Figure dataset records
*-*-*

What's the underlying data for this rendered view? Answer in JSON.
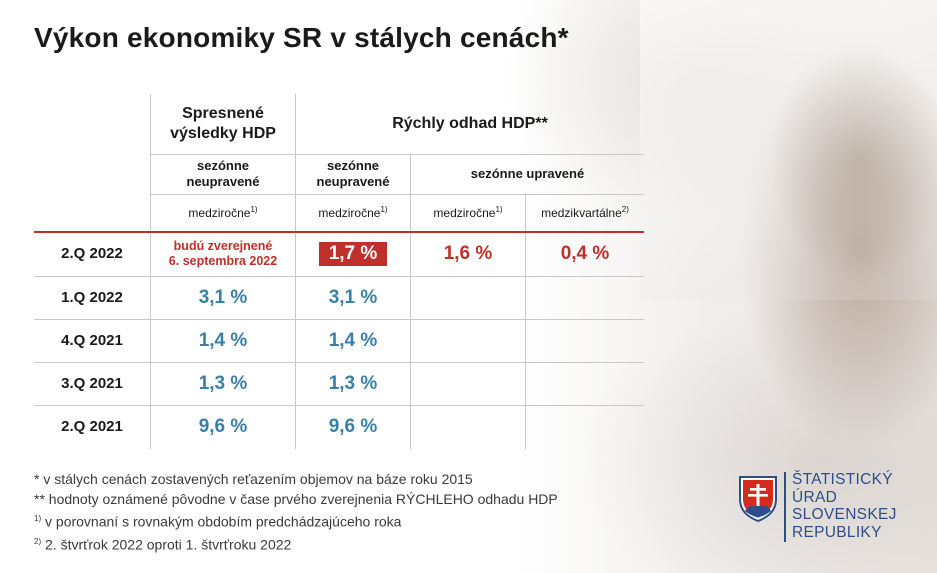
{
  "title": "Výkon ekonomiky SR v stálych cenách*",
  "table": {
    "header": {
      "group_refined": "Spresnené výsledky HDP",
      "group_flash": "Rýchly odhad HDP**",
      "refined_sub": "sezónne neupravené",
      "flash_nsa_sub": "sezónne neupravené",
      "flash_sa_sub": "sezónne upravené",
      "col1_measure": "medziročne",
      "col2_measure": "medziročne",
      "col3_measure": "medziročne",
      "col4_measure": "medzikvartálne",
      "note_yoy": "1)",
      "note_qoq": "2)"
    },
    "rows": [
      {
        "quarter": "2.Q 2022",
        "refined_line1": "budú zverejnené",
        "refined_line2": "6. septembra 2022",
        "flash_nsa": "1,7 %",
        "flash_sa_yoy": "1,6 %",
        "flash_sa_qoq": "0,4 %"
      },
      {
        "quarter": "1.Q 2022",
        "refined": "3,1 %",
        "flash_nsa": "3,1 %"
      },
      {
        "quarter": "4.Q 2021",
        "refined": "1,4 %",
        "flash_nsa": "1,4 %"
      },
      {
        "quarter": "3.Q 2021",
        "refined": "1,3 %",
        "flash_nsa": "1,3 %"
      },
      {
        "quarter": "2.Q 2021",
        "refined": "9,6 %",
        "flash_nsa": "9,6 %"
      }
    ]
  },
  "footnotes": {
    "f1": "* v stálych cenách zostavených reťazením objemov na báze roku 2015",
    "f2": "** hodnoty oznámené pôvodne v čase prvého zverejnenia RÝCHLEHO odhadu HDP",
    "f3_mark": "1)",
    "f3": " v porovnaní s rovnakým obdobím predchádzajúceho roka",
    "f4_mark": "2)",
    "f4": " 2. štvrťrok 2022 oproti 1. štvrťroku 2022"
  },
  "logo": {
    "line1": "ŠTATISTICKÝ",
    "line2": "ÚRAD",
    "line3": "SLOVENSKEJ",
    "line4": "REPUBLIKY"
  },
  "colors": {
    "accent_red": "#c0302a",
    "value_blue": "#3a7fa8",
    "logo_blue": "#2c4e8a"
  }
}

*-*-*

• [Exercise goal]
Look through the entries and return every line where "medziročne" appears.

• [Result]
      "col1_measure": "medziročne",
      "col2_measure": "medziročne",
      "col3_measure": "medziročne",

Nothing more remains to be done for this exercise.